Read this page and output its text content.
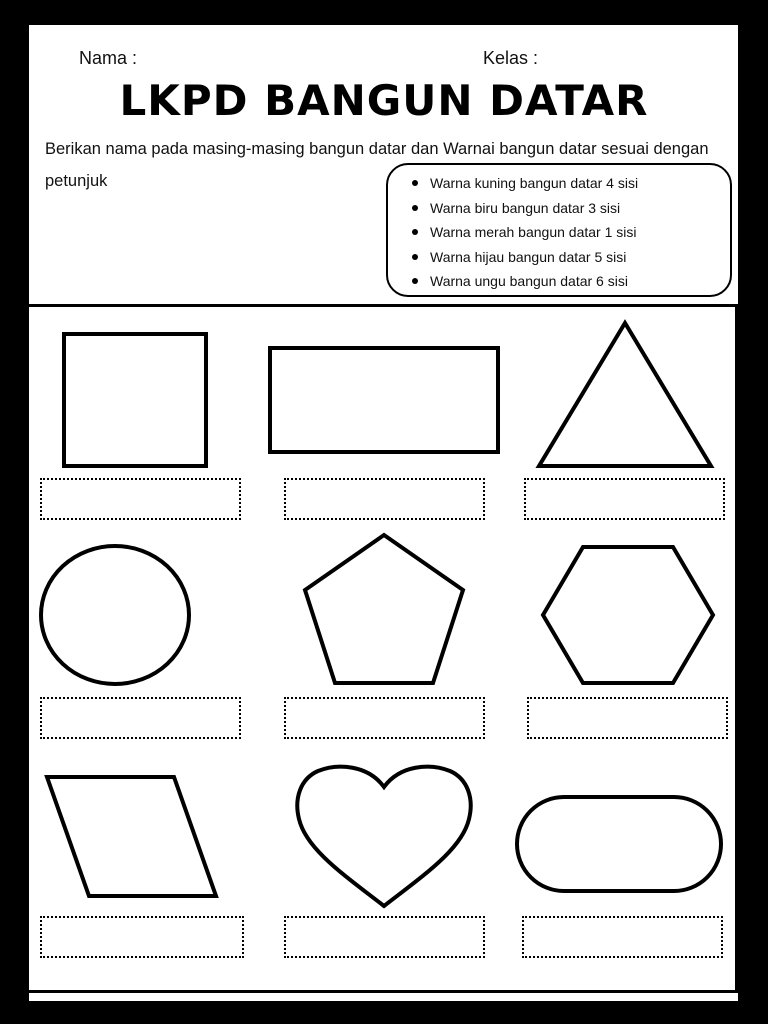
Nama :	Kelas :
LKPD BANGUN DATAR
Berikan nama pada masing-masing bangun datar dan Warnai bangun datar sesuai dengan petunjuk	Warna kuning bangun datar 4 sisi
Warna biru bangun datar 3 sisi
Warna merah bangun datar 1 sisi
Warna hijau bangun datar 5 sisi
Warna ungu bangun datar 6 sisi
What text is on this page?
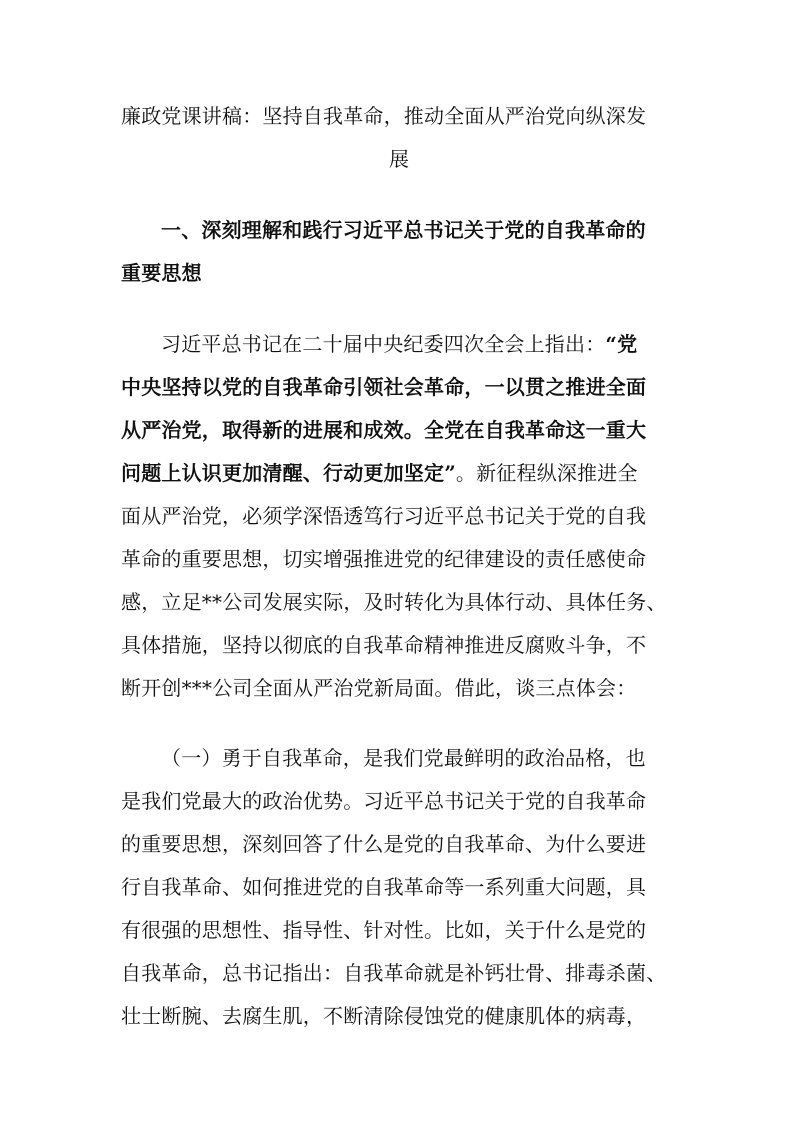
廉政党课讲稿：坚持自我革命，推动全面从严治党向纵深发
展
一、深刻理解和践行习近平总书记关于党的自我革命的
重要思想
习近平总书记在二十届中央纪委四次全会上指出：“党
中央坚持以党的自我革命引领社会革命，一以贯之推进全面
从严治党，取得新的进展和成效。全党在自我革命这一重大
问题上认识更加清醒、行动更加坚定”。新征程纵深推进全
面从严治党，必须学深悟透笃行习近平总书记关于党的自我
革命的重要思想，切实增强推进党的纪律建设的责任感使命
感，立足**公司发展实际，及时转化为具体行动、具体任务、
具体措施，坚持以彻底的自我革命精神推进反腐败斗争，不
断开创***公司全面从严治党新局面。借此，谈三点体会：
（一）勇于自我革命，是我们党最鲜明的政治品格，也
是我们党最大的政治优势。习近平总书记关于党的自我革命
的重要思想，深刻回答了什么是党的自我革命、为什么要进
行自我革命、如何推进党的自我革命等一系列重大问题，具
有很强的思想性、指导性、针对性。比如，关于什么是党的
自我革命，总书记指出：自我革命就是补钙壮骨、排毒杀菌、
壮士断腕、去腐生肌，不断清除侵蚀党的健康肌体的病毒，
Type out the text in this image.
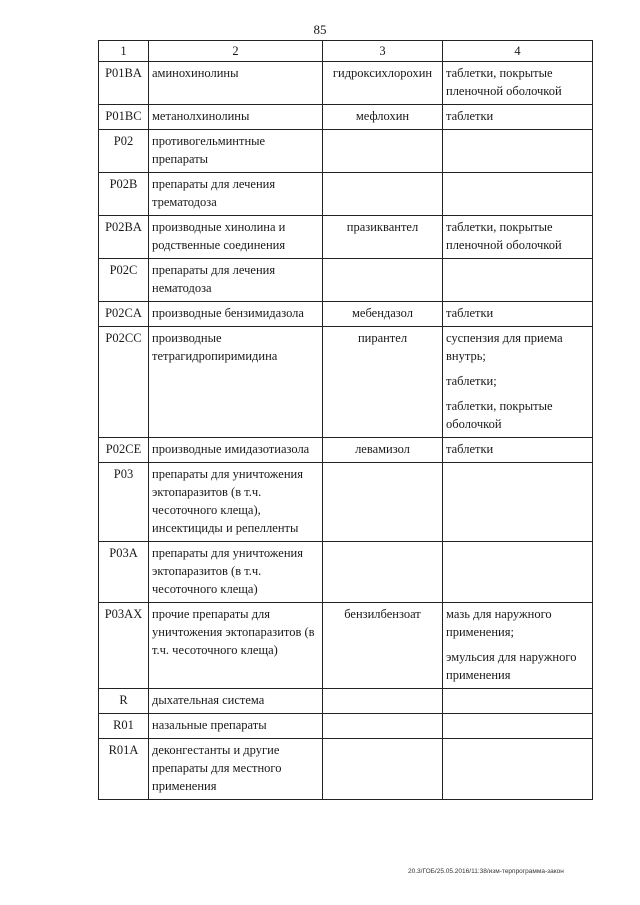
85
1	2	3	4
P01BA	аминохинолины	гидроксихлорохин	таблетки, покрытые пленочной оболочкой

P01BC	метанолхинолины	мефлохин	таблетки

P02	противогельминтные препараты		
P02B	препараты для лечения трематодоза		
P02BA	производные хинолина и родственные соединения	празиквантел	таблетки, покрытые пленочной оболочкой

P02C	препараты для лечения нематодоза		
P02CA	производные бензимидазола	мебендазол	таблетки

P02CC	производные тетрагидропиримидина	пирантел	суспензия для приема внутрь;
таблетки;
таблетки, покрытые оболочкой

P02CE	производные имидазотиазола	левамизол	таблетки

P03	препараты для уничтожения эктопаразитов (в т.ч. чесоточного клеща), инсектициды и репелленты		
P03A	препараты для уничтожения эктопаразитов (в т.ч. чесоточного клеща)		
P03AX	прочие препараты для уничтожения эктопаразитов (в т.ч. чесоточного клеща)	бензилбензоат	мазь для наружного применения;
эмульсия для наружного применения

R	дыхательная система		
R01	назальные препараты		
R01A	деконгестанты и другие препараты для местного применения		
20.3/ГОБ/25.05.2016/11:38/изм-терпрограмма-закон
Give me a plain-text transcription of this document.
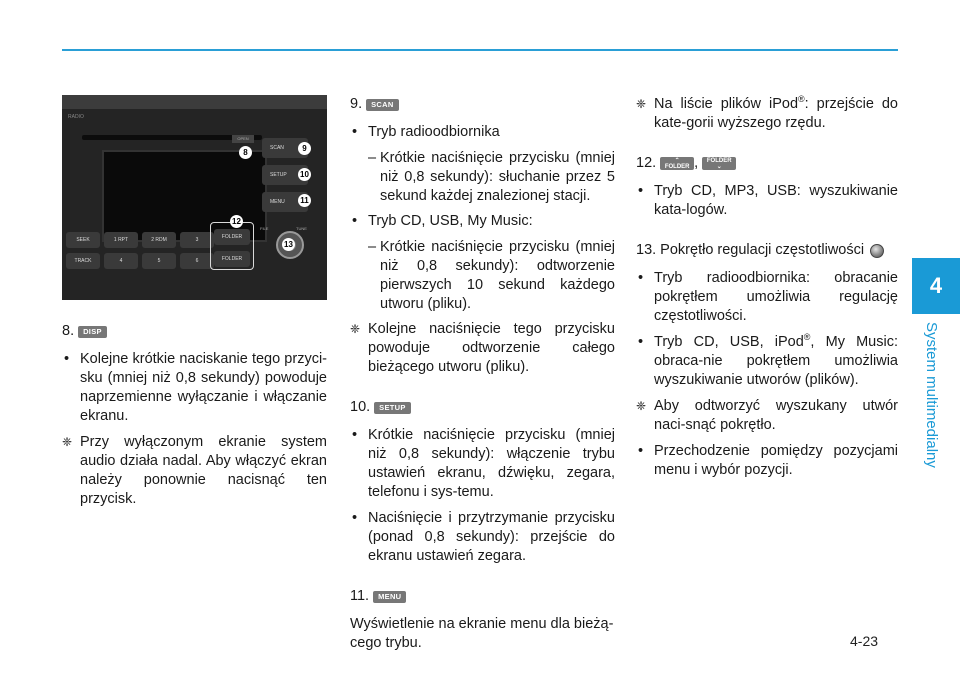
RADIO
OPEN
SCAN
SETUP
MENU
SEEK	1 RPT	2 RDM	3
TRACK	4	5	6
FOLDER
FOLDER
FILE	TUNE
8	9
10
11
12
13
8.	DISP
• Kolejne krótkie naciskanie tego przyci-sku (mniej niż 0,8 sekundy) powoduje naprzemienne wyłączanie i włączanie ekranu.
❈ Przy wyłączonym ekranie system audio działa nadal. Aby włączyć ekran należy ponownie nacisnąć ten przycisk.
9.	SCAN
• Tryb radioodbiornika
– Krótkie naciśnięcie przycisku (mniej niż 0,8 sekundy): słuchanie przez 5 sekund każdej znalezionej stacji.
• Tryb CD, USB, My Music:
– Krótkie naciśnięcie przycisku (mniej niż 0,8 sekundy): odtworzenie pierwszych 10 sekund każdego utworu (pliku).
❈ Kolejne naciśnięcie tego przycisku powoduje odtworzenie całego bieżącego utworu (pliku).
10.	SETUP
• Krótkie naciśnięcie przycisku (mniej niż 0,8 sekundy): włączenie trybu ustawień ekranu, dźwięku, zegara, telefonu i sys-temu.
• Naciśnięcie i przytrzymanie przycisku (ponad 0,8 sekundy): przejście do ekranu ustawień zegara.
11.	MENU
Wyświetlenie na ekranie menu dla bieżą-cego trybu.
❈ Na liście plików iPod®: przejście do kate-gorii wyższego rzędu.
12.	⌃
FOLDER , FOLDER
⌄
• Tryb CD, MP3, USB: wyszukiwanie kata-logów.
13. Pokrętło regulacji częstotliwości
• Tryb radioodbiornika: obracanie pokrętłem umożliwia regulację częstotliwości.
• Tryb CD, USB, iPod®, My Music: obraca-nie pokrętłem umożliwia wyszukiwanie utworów (plików).
❈ Aby odtworzyć wyszukany utwór naci-snąć pokrętło.
• Przechodzenie pomiędzy pozycjami menu i wybór pozycji.
4
System multimedialny
4-23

○ ○ ○ ○ ○

→ **WHAT NEEDS TO BE DONE**:
Reproduce every line above as written, skipping pictures.

→ **FINISHED EXERCISE**:
Read this page and output its text content.
Nama :	Kelas :
LKPD BANGUN DATAR
Berikan nama pada masing-masing bangun datar dan Warnai bangun datar sesuai dengan petunjuk	Warna kuning bangun datar 4 sisi
Warna biru bangun datar 3 sisi
Warna merah bangun datar 1 sisi
Warna hijau bangun datar 5 sisi
Warna ungu bangun datar 6 sisi
What text is on this page?
廉政党课讲稿：坚持自我革命，推动全面从严治党向纵深发
展
一、深刻理解和践行习近平总书记关于党的自我革命的
重要思想
习近平总书记在二十届中央纪委四次全会上指出：“党
中央坚持以党的自我革命引领社会革命，一以贯之推进全面
从严治党，取得新的进展和成效。全党在自我革命这一重大
问题上认识更加清醒、行动更加坚定”。新征程纵深推进全
面从严治党，必须学深悟透笃行习近平总书记关于党的自我
革命的重要思想，切实增强推进党的纪律建设的责任感使命
感，立足**公司发展实际，及时转化为具体行动、具体任务、
具体措施，坚持以彻底的自我革命精神推进反腐败斗争，不
断开创***公司全面从严治党新局面。借此，谈三点体会：
（一）勇于自我革命，是我们党最鲜明的政治品格，也
是我们党最大的政治优势。习近平总书记关于党的自我革命
的重要思想，深刻回答了什么是党的自我革命、为什么要进
行自我革命、如何推进党的自我革命等一系列重大问题，具
有很强的思想性、指导性、针对性。比如，关于什么是党的
自我革命，总书记指出：自我革命就是补钙壮骨、排毒杀菌、
壮士断腕、去腐生肌，不断清除侵蚀党的健康肌体的病毒，
Type out the text in this image.
85
1	2	3	4
P01BA	аминохинолины	гидроксихлорохин	таблетки, покрытые пленочной оболочкой

P01BC	метанолхинолины	мефлохин	таблетки

P02	противогельминтные препараты		
P02B	препараты для лечения трематодоза		
P02BA	производные хинолина и родственные соединения	празиквантел	таблетки, покрытые пленочной оболочкой

P02C	препараты для лечения нематодоза		
P02CA	производные бензимидазола	мебендазол	таблетки

P02CC	производные тетрагидропиримидина	пирантел	суспензия для приема внутрь;
таблетки;
таблетки, покрытые оболочкой

P02CE	производные имидазотиазола	левамизол	таблетки

P03	препараты для уничтожения эктопаразитов (в т.ч. чесоточного клеща), инсектициды и репелленты		
P03A	препараты для уничтожения эктопаразитов (в т.ч. чесоточного клеща)		
P03AX	прочие препараты для уничтожения эктопаразитов (в т.ч. чесоточного клеща)	бензилбензоат	мазь для наружного применения;
эмульсия для наружного применения

R	дыхательная система		
R01	назальные препараты		
R01A	деконгестанты и другие препараты для местного применения		
20.3/ГОБ/25.05.2016/11:38/изм-терпрограмма-закон
Give me a plain-text transcription of this document.
RADIO
OPEN
SCAN
SETUP
MENU
SEEK	1 RPT	2 RDM	3
TRACK	4	5	6
FOLDER
FOLDER
FILE	TUNE
8	9
10
11
12
13
8.	DISP
• Kolejne krótkie naciskanie tego przyci-sku (mniej niż 0,8 sekundy) powoduje naprzemienne wyłączanie i włączanie ekranu.
❈ Przy wyłączonym ekranie system audio działa nadal. Aby włączyć ekran należy ponownie nacisnąć ten przycisk.
9.	SCAN
• Tryb radioodbiornika
– Krótkie naciśnięcie przycisku (mniej niż 0,8 sekundy): słuchanie przez 5 sekund każdej znalezionej stacji.
• Tryb CD, USB, My Music:
– Krótkie naciśnięcie przycisku (mniej niż 0,8 sekundy): odtworzenie pierwszych 10 sekund każdego utworu (pliku).
❈ Kolejne naciśnięcie tego przycisku powoduje odtworzenie całego bieżącego utworu (pliku).
10.	SETUP
• Krótkie naciśnięcie przycisku (mniej niż 0,8 sekundy): włączenie trybu ustawień ekranu, dźwięku, zegara, telefonu i sys-temu.
• Naciśnięcie i przytrzymanie przycisku (ponad 0,8 sekundy): przejście do ekranu ustawień zegara.
11.	MENU
Wyświetlenie na ekranie menu dla bieżą-cego trybu.
❈ Na liście plików iPod®: przejście do kate-gorii wyższego rzędu.
12.	⌃
FOLDER , FOLDER
⌄
• Tryb CD, MP3, USB: wyszukiwanie kata-logów.
13. Pokrętło regulacji częstotliwości
• Tryb radioodbiornika: obracanie pokrętłem umożliwia regulację częstotliwości.
• Tryb CD, USB, iPod®, My Music: obraca-nie pokrętłem umożliwia wyszukiwanie utworów (plików).
❈ Aby odtworzyć wyszukany utwór naci-snąć pokrętło.
• Przechodzenie pomiędzy pozycjami menu i wybór pozycji.
4
System multimedialny
4-23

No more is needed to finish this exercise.